What to do => Restate the full listing word for word and leave the pictures out.
>> begin Material to process
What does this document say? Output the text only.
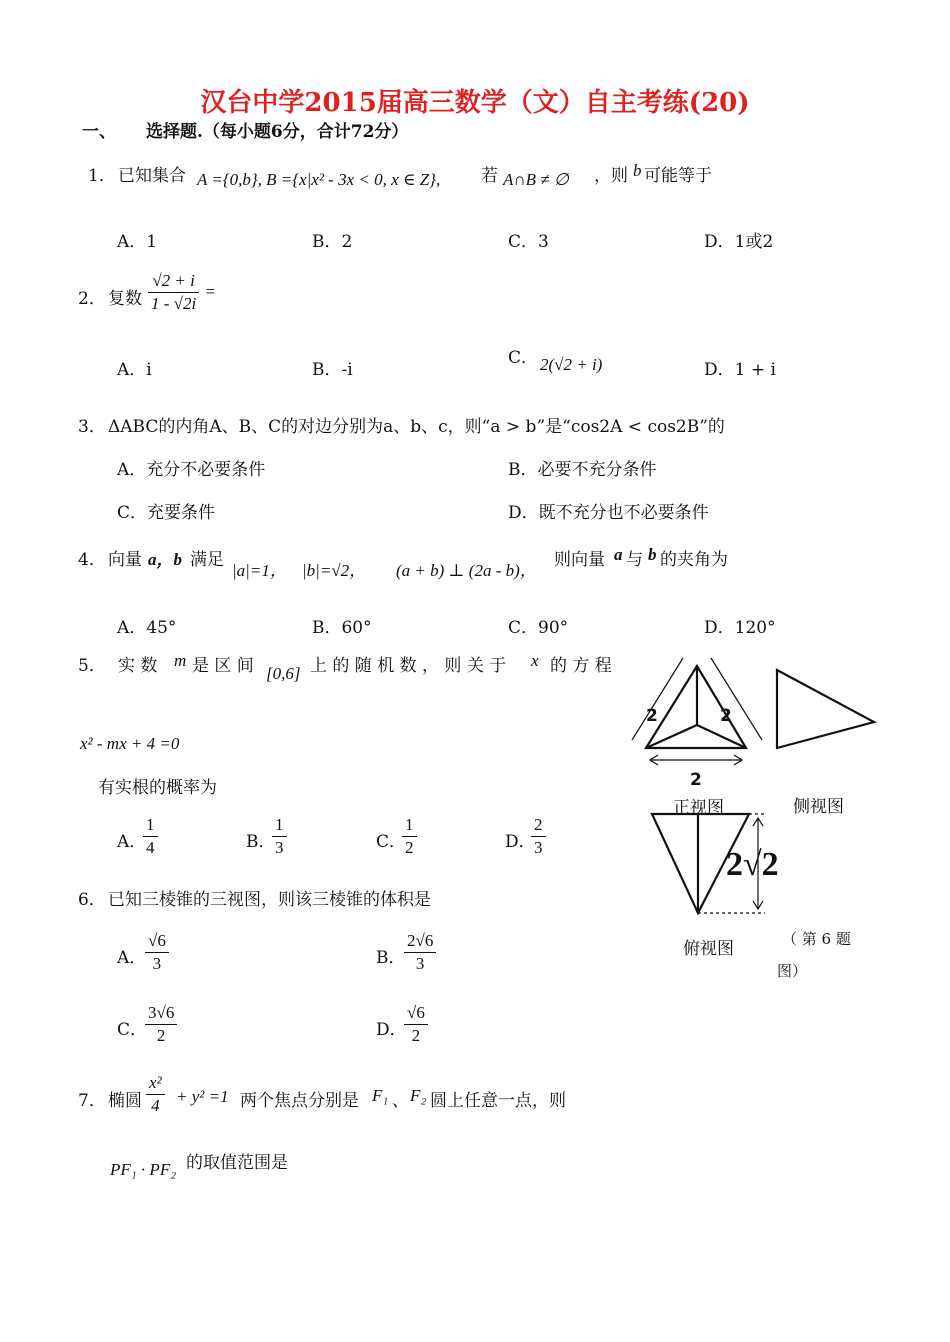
汉台中学2015届高三数学（文）自主考练(20)
一、 选择题.（每小题6分，合计72分）
1． 已知集合 A ={0,b}, B ={x|x² - 3x < 0, x ∈ Z}, 若 A∩B ≠ ∅ ，则 b 可能等于
A．1	B．2	C．3	D．1或2
2． 复数 $\frac{√2 + i}{1 - √2i}$ =
A．i	B．-i
C． 2(√2 + i)	D．1 + i
3． ΔABC的内角A、B、C的对边分别为a、b、c，则“a > b”是“cos2A < cos2B”的
A．充分不必要条件	B．必要不充分条件
C．充要条件	D．既不充分也不必要条件
4． 向量 a，b 满足
|a|=1， |b|=√2， (a + b) ⊥ (2a - b)，
则向量 a 与 b 的夹角为
A．45°	B．60°	C．90°	D．120°
5． 实 数 m 是 区 间 [0,6] 上 的 随 机 数 ， 则 关 于 x 的 方 程
x² - mx + 4 =0
有实根的概率为
A．
$\frac{1}{4}$	B．
$\frac{1}{3}$	C．
$\frac{1}{2}$	D．
$\frac{2}{3}$
6． 已知三棱锥的三视图，则该三棱锥的体积是
A．
$\frac{√6}{3}$	B．
$\frac{2√6}{3}$
C．
$\frac{3√6}{2}$	D．
$\frac{√6}{2}$
7． 椭圆 $\frac{\text{x²}}{4} + y^2 =1$ 两个焦点分别是 F₁ 、 F₂ 圆上任意一点，则
PF₁ · PF₂ 的取值范围是
2	2
2
正视图	侧视图
2√2
俯视图	（ 第 6 题
图）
>> end Material to process
Solution below =>
What does this document say? Output the text only.
汉台中学2015届高三数学（文）自主考练(20)
一、 选择题.（每小题6分，合计72分）
1． 已知集合 A ={0,b}, B ={x|x² - 3x < 0, x ∈ Z}, 若 A∩B ≠ ∅ ，则 b 可能等于
A．1	B．2	C．3	D．1或2
2． 复数 $\frac{√2 + i}{1 - √2i}$ =
A．i	B．-i
C． 2(√2 + i)	D．1 + i
3． ΔABC的内角A、B、C的对边分别为a、b、c，则“a > b”是“cos2A < cos2B”的
A．充分不必要条件	B．必要不充分条件
C．充要条件	D．既不充分也不必要条件
4． 向量 a，b 满足
|a|=1， |b|=√2， (a + b) ⊥ (2a - b)，
则向量 a 与 b 的夹角为
A．45°	B．60°	C．90°	D．120°
5． 实 数 m 是 区 间 [0,6] 上 的 随 机 数 ， 则 关 于 x 的 方 程
x² - mx + 4 =0
有实根的概率为
A．
$\frac{1}{4}$	B．
$\frac{1}{3}$	C．
$\frac{1}{2}$	D．
$\frac{2}{3}$
6． 已知三棱锥的三视图，则该三棱锥的体积是
A．
$\frac{√6}{3}$	B．
$\frac{2√6}{3}$
C．
$\frac{3√6}{2}$	D．
$\frac{√6}{2}$
7． 椭圆 $\frac{\text{x²}}{4} + y^2 =1$ 两个焦点分别是 F₁ 、 F₂ 圆上任意一点，则
PF₁ · PF₂ 的取值范围是
2	2
2
正视图	侧视图
2√2
俯视图	（ 第 6 题
图）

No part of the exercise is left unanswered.